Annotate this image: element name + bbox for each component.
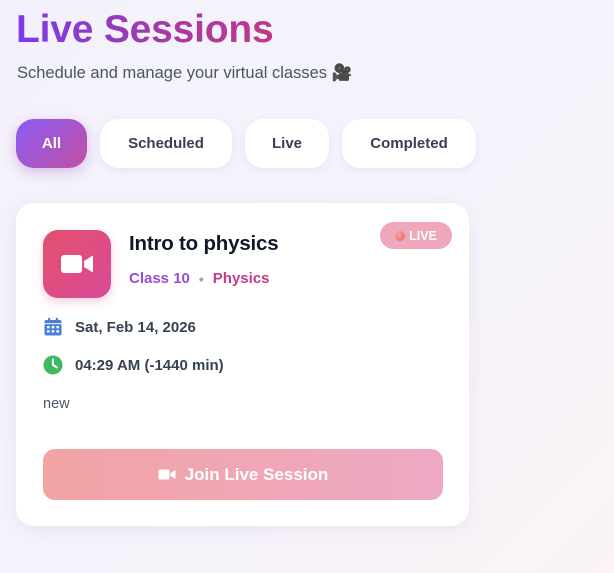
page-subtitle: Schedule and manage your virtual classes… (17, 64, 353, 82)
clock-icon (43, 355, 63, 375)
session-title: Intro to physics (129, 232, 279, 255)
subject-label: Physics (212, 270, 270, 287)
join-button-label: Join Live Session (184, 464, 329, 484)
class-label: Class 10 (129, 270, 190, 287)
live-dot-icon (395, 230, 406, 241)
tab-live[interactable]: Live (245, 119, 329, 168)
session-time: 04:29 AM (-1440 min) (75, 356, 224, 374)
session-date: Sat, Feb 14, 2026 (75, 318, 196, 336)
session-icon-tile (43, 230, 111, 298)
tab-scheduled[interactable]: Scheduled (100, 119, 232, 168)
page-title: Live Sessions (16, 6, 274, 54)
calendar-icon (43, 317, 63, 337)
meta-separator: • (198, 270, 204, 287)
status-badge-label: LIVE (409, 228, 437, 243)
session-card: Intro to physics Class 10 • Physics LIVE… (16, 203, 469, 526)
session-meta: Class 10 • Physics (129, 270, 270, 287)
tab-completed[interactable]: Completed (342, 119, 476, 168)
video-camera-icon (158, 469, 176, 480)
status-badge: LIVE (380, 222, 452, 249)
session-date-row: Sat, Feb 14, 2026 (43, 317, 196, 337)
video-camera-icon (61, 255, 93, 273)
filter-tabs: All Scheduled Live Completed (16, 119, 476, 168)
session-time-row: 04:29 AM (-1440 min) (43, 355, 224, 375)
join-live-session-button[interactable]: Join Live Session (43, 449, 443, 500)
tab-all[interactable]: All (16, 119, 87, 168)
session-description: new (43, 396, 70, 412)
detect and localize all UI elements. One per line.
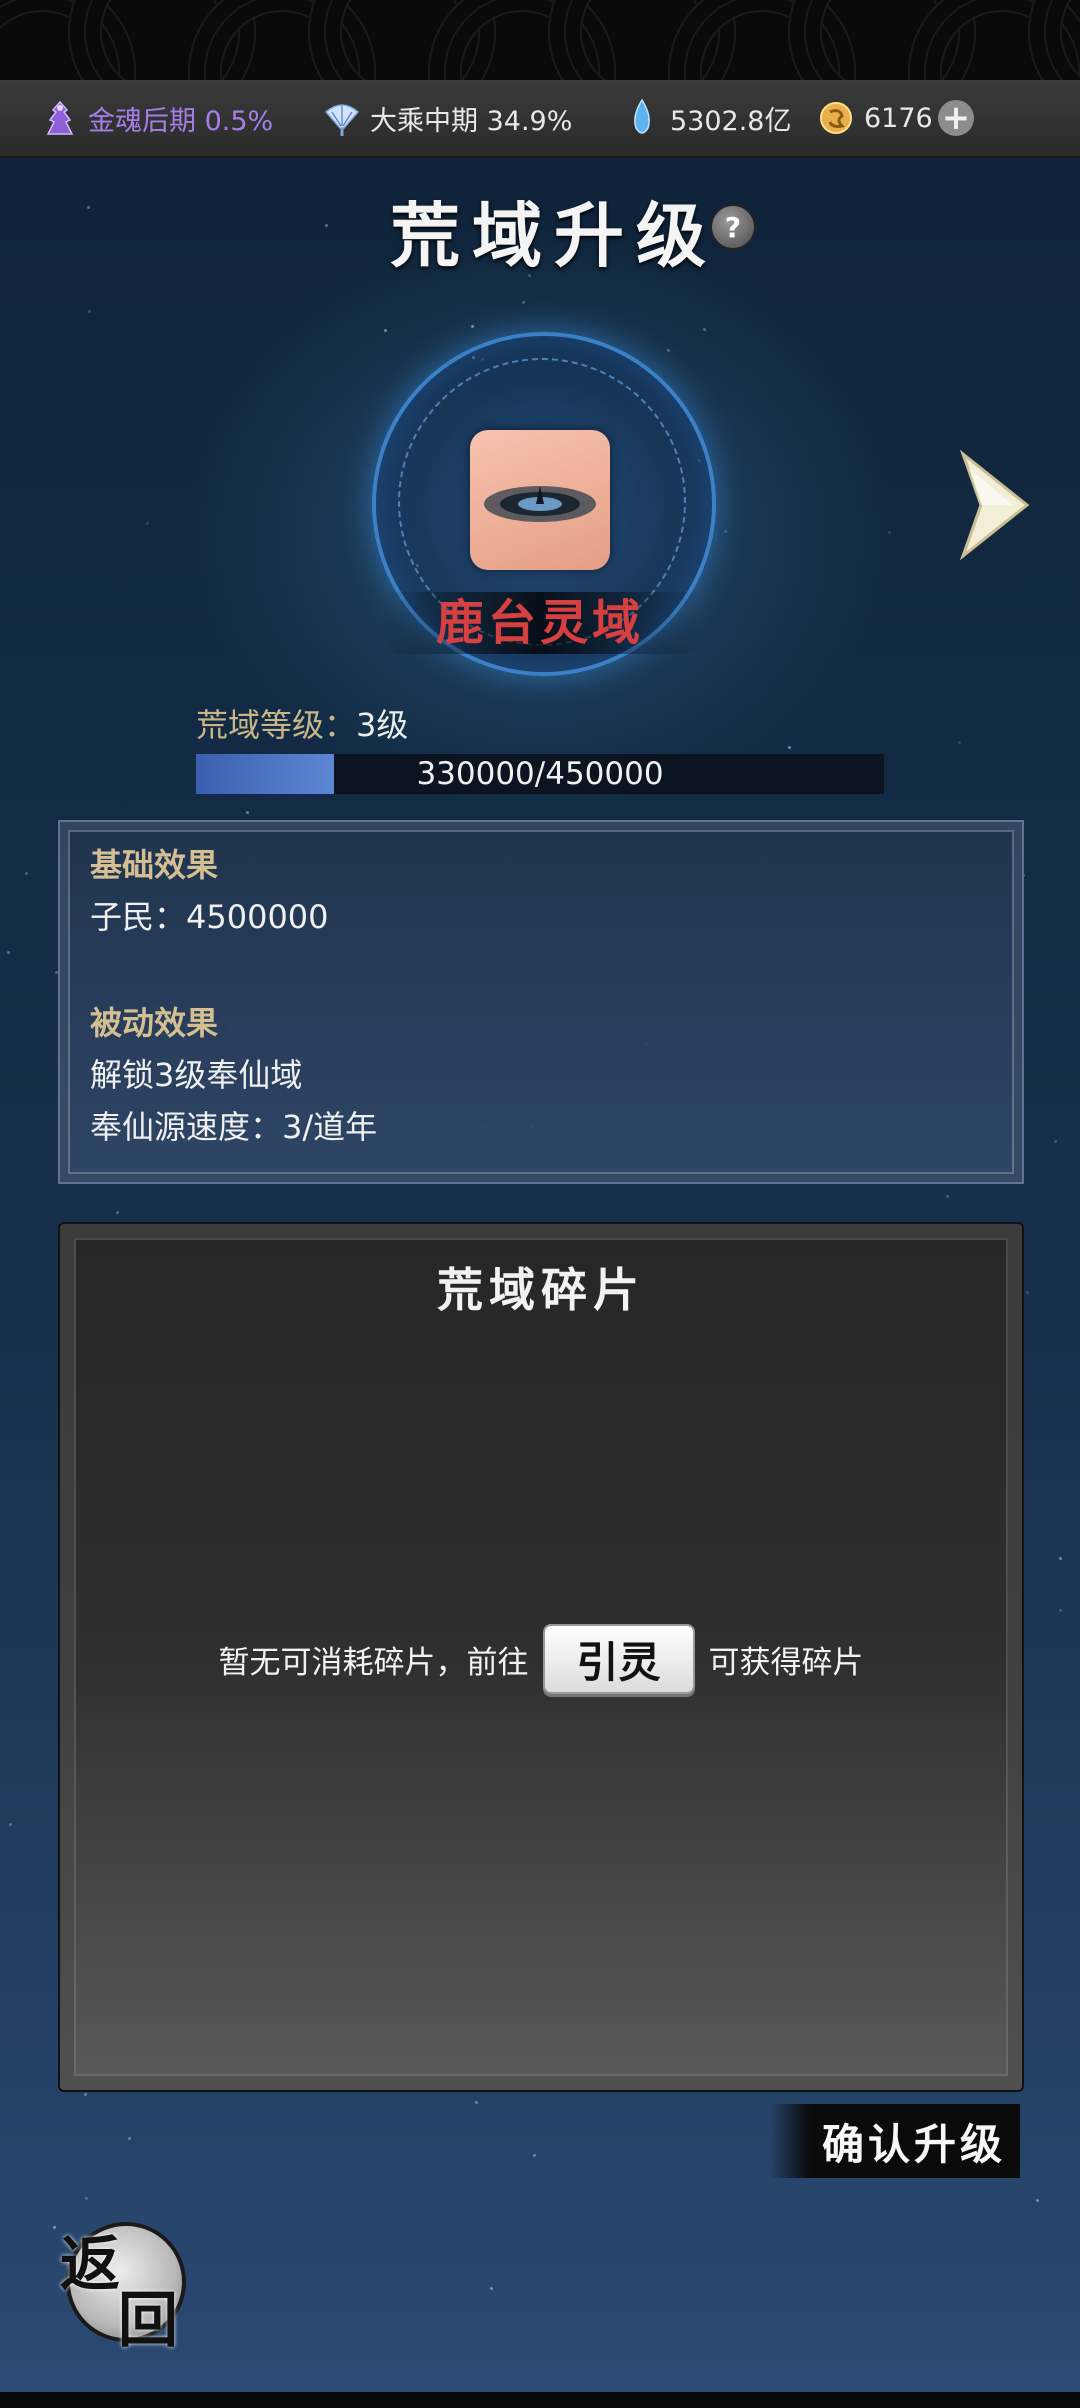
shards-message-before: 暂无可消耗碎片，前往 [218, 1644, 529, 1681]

---

◆ EXERCISE BRIEF
Reproduce the whole listing above, swapping "Sat, Feb 14, 2026" for "Sun, Feb 15, 2026" wherever it occurs and changing nothing else. Leave the pictures out.

◆ TASK OUTPUT
Annotate this image: element name + bbox for each component.
page-subtitle: Schedule and manage your virtual classes… (17, 64, 353, 82)
clock-icon (43, 355, 63, 375)
session-title: Intro to physics (129, 232, 279, 255)
subject-label: Physics (212, 270, 270, 287)
join-button-label: Join Live Session (184, 464, 329, 484)
class-label: Class 10 (129, 270, 190, 287)
live-dot-icon (395, 230, 406, 241)
tab-live[interactable]: Live (245, 119, 329, 168)
session-time: 04:29 AM (-1440 min) (75, 356, 224, 374)
session-date: Sun, Feb 15, 2026 (75, 318, 196, 336)
session-icon-tile (43, 230, 111, 298)
tab-scheduled[interactable]: Scheduled (100, 119, 232, 168)
page-title: Live Sessions (16, 6, 274, 54)
calendar-icon (43, 317, 63, 337)
meta-separator: • (198, 270, 204, 287)
status-badge-label: LIVE (409, 228, 437, 243)
session-card: Intro to physics Class 10 • Physics LIVE… (16, 203, 469, 526)
session-meta: Class 10 • Physics (129, 270, 270, 287)
tab-completed[interactable]: Completed (342, 119, 476, 168)
video-camera-icon (158, 469, 176, 480)
status-badge: LIVE (380, 222, 452, 249)
session-date-row: Sun, Feb 15, 2026 (43, 317, 196, 337)
video-camera-icon (61, 255, 93, 273)
filter-tabs: All Scheduled Live Completed (16, 119, 476, 168)
session-time-row: 04:29 AM (-1440 min) (43, 355, 224, 375)
join-live-session-button[interactable]: Join Live Session (43, 449, 443, 500)
tab-all[interactable]: All (16, 119, 87, 168)
session-description: new (43, 396, 70, 412)
detect and localize all UI elements. One per line.
shards-message-before: 暂无可消耗碎片，前往 [218, 1644, 529, 1681]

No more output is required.